───── Material provided

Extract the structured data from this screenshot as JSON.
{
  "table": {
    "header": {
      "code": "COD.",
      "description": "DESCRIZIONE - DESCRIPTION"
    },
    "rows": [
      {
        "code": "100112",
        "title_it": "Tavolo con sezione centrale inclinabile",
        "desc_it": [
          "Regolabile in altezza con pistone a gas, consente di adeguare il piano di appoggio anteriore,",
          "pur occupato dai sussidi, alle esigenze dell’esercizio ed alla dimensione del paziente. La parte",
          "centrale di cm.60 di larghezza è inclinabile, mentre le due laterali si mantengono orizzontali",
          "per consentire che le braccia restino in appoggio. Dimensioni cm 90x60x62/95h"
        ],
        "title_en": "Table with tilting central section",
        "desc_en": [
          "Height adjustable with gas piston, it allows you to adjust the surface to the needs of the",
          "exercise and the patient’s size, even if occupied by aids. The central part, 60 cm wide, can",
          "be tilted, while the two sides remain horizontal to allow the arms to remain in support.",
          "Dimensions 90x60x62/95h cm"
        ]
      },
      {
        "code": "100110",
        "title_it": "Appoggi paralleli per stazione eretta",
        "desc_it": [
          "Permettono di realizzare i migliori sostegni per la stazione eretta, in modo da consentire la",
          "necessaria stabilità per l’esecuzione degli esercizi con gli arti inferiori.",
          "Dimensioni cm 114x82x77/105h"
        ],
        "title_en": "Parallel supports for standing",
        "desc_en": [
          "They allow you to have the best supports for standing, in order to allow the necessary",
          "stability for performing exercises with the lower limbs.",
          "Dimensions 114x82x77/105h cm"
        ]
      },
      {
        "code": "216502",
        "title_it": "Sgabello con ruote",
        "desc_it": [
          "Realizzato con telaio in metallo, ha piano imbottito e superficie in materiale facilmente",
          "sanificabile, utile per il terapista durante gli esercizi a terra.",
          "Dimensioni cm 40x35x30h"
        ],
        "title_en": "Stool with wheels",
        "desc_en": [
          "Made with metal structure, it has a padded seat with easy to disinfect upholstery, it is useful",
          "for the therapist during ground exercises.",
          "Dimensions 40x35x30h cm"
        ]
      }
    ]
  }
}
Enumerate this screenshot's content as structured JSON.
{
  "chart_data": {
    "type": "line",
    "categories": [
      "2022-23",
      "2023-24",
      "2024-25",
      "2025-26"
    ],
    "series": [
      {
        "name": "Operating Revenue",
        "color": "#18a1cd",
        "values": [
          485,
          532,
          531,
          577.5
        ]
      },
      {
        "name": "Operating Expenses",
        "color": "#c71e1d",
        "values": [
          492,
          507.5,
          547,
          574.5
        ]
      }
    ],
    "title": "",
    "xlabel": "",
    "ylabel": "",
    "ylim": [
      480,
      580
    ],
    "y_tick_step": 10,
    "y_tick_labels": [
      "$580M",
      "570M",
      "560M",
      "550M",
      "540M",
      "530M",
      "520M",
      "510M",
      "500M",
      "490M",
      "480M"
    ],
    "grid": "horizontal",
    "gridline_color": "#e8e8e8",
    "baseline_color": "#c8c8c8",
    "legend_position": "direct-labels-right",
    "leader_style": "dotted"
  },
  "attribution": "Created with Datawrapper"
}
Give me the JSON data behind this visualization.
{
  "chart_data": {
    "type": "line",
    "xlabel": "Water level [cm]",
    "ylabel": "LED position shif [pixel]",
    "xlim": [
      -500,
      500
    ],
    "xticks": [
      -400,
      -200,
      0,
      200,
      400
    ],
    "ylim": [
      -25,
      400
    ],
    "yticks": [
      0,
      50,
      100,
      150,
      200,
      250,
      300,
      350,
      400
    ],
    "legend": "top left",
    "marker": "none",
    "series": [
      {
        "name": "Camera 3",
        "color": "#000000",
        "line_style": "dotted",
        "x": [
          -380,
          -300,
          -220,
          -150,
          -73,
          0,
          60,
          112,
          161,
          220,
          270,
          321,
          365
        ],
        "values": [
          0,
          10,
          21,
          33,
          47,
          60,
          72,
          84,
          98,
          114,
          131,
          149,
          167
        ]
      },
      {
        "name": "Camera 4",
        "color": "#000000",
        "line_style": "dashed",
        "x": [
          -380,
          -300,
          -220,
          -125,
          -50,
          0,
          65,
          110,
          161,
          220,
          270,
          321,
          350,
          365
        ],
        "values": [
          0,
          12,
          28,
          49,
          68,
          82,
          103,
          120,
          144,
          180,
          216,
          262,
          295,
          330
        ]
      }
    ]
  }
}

──────────

(The request):
Write out the full set of records exactly as given.

(Full output):
Extract the structured data from this screenshot as JSON.
{
  "table": {
    "header": {
      "code": "COD.",
      "description": "DESCRIZIONE - DESCRIPTION"
    },
    "rows": [
      {
        "code": "100112",
        "title_it": "Tavolo con sezione centrale inclinabile",
        "desc_it": [
          "Regolabile in altezza con pistone a gas, consente di adeguare il piano di appoggio anteriore,",
          "pur occupato dai sussidi, alle esigenze dell’esercizio ed alla dimensione del paziente. La parte",
          "centrale di cm.60 di larghezza è inclinabile, mentre le due laterali si mantengono orizzontali",
          "per consentire che le braccia restino in appoggio. Dimensioni cm 90x60x62/95h"
        ],
        "title_en": "Table with tilting central section",
        "desc_en": [
          "Height adjustable with gas piston, it allows you to adjust the surface to the needs of the",
          "exercise and the patient’s size, even if occupied by aids. The central part, 60 cm wide, can",
          "be tilted, while the two sides remain horizontal to allow the arms to remain in support.",
          "Dimensions 90x60x62/95h cm"
        ]
      },
      {
        "code": "100110",
        "title_it": "Appoggi paralleli per stazione eretta",
        "desc_it": [
          "Permettono di realizzare i migliori sostegni per la stazione eretta, in modo da consentire la",
          "necessaria stabilità per l’esecuzione degli esercizi con gli arti inferiori.",
          "Dimensioni cm 114x82x77/105h"
        ],
        "title_en": "Parallel supports for standing",
        "desc_en": [
          "They allow you to have the best supports for standing, in order to allow the necessary",
          "stability for performing exercises with the lower limbs.",
          "Dimensions 114x82x77/105h cm"
        ]
      },
      {
        "code": "216502",
        "title_it": "Sgabello con ruote",
        "desc_it": [
          "Realizzato con telaio in metallo, ha piano imbottito e superficie in materiale facilmente",
          "sanificabile, utile per il terapista durante gli esercizi a terra.",
          "Dimensioni cm 40x35x30h"
        ],
        "title_en": "Stool with wheels",
        "desc_en": [
          "Made with metal structure, it has a padded seat with easy to disinfect upholstery, it is useful",
          "for the therapist during ground exercises.",
          "Dimensions 40x35x30h cm"
        ]
      }
    ]
  }
}
Enumerate this screenshot's content as structured JSON.
{
  "chart_data": {
    "type": "line",
    "categories": [
      "2022-23",
      "2023-24",
      "2024-25",
      "2025-26"
    ],
    "series": [
      {
        "name": "Operating Revenue",
        "color": "#18a1cd",
        "values": [
          485,
          532,
          531,
          577.5
        ]
      },
      {
        "name": "Operating Expenses",
        "color": "#c71e1d",
        "values": [
          492,
          507.5,
          547,
          574.5
        ]
      }
    ],
    "title": "",
    "xlabel": "",
    "ylabel": "",
    "ylim": [
      480,
      580
    ],
    "y_tick_step": 10,
    "y_tick_labels": [
      "$580M",
      "570M",
      "560M",
      "550M",
      "540M",
      "530M",
      "520M",
      "510M",
      "500M",
      "490M",
      "480M"
    ],
    "grid": "horizontal",
    "gridline_color": "#e8e8e8",
    "baseline_color": "#c8c8c8",
    "legend_position": "direct-labels-right",
    "leader_style": "dotted"
  },
  "attribution": "Created with Datawrapper"
}
Give me the JSON data behind this visualization.
{
  "chart_data": {
    "type": "line",
    "xlabel": "Water level [cm]",
    "ylabel": "LED position shif [pixel]",
    "xlim": [
      -500,
      500
    ],
    "xticks": [
      -400,
      -200,
      0,
      200,
      400
    ],
    "ylim": [
      -25,
      400
    ],
    "yticks": [
      0,
      50,
      100,
      150,
      200,
      250,
      300,
      350,
      400
    ],
    "legend": "top left",
    "marker": "none",
    "series": [
      {
        "name": "Camera 3",
        "color": "#000000",
        "line_style": "dotted",
        "x": [
          -380,
          -300,
          -220,
          -150,
          -73,
          0,
          60,
          112,
          161,
          220,
          270,
          321,
          365
        ],
        "values": [
          0,
          10,
          21,
          33,
          47,
          60,
          72,
          84,
          98,
          114,
          131,
          149,
          167
        ]
      },
      {
        "name": "Camera 4",
        "color": "#000000",
        "line_style": "dashed",
        "x": [
          -380,
          -300,
          -220,
          -125,
          -50,
          0,
          65,
          110,
          161,
          220,
          270,
          321,
          350,
          365
        ],
        "values": [
          0,
          12,
          28,
          49,
          68,
          82,
          103,
          120,
          144,
          180,
          216,
          262,
          295,
          330
        ]
      }
    ]
  }
}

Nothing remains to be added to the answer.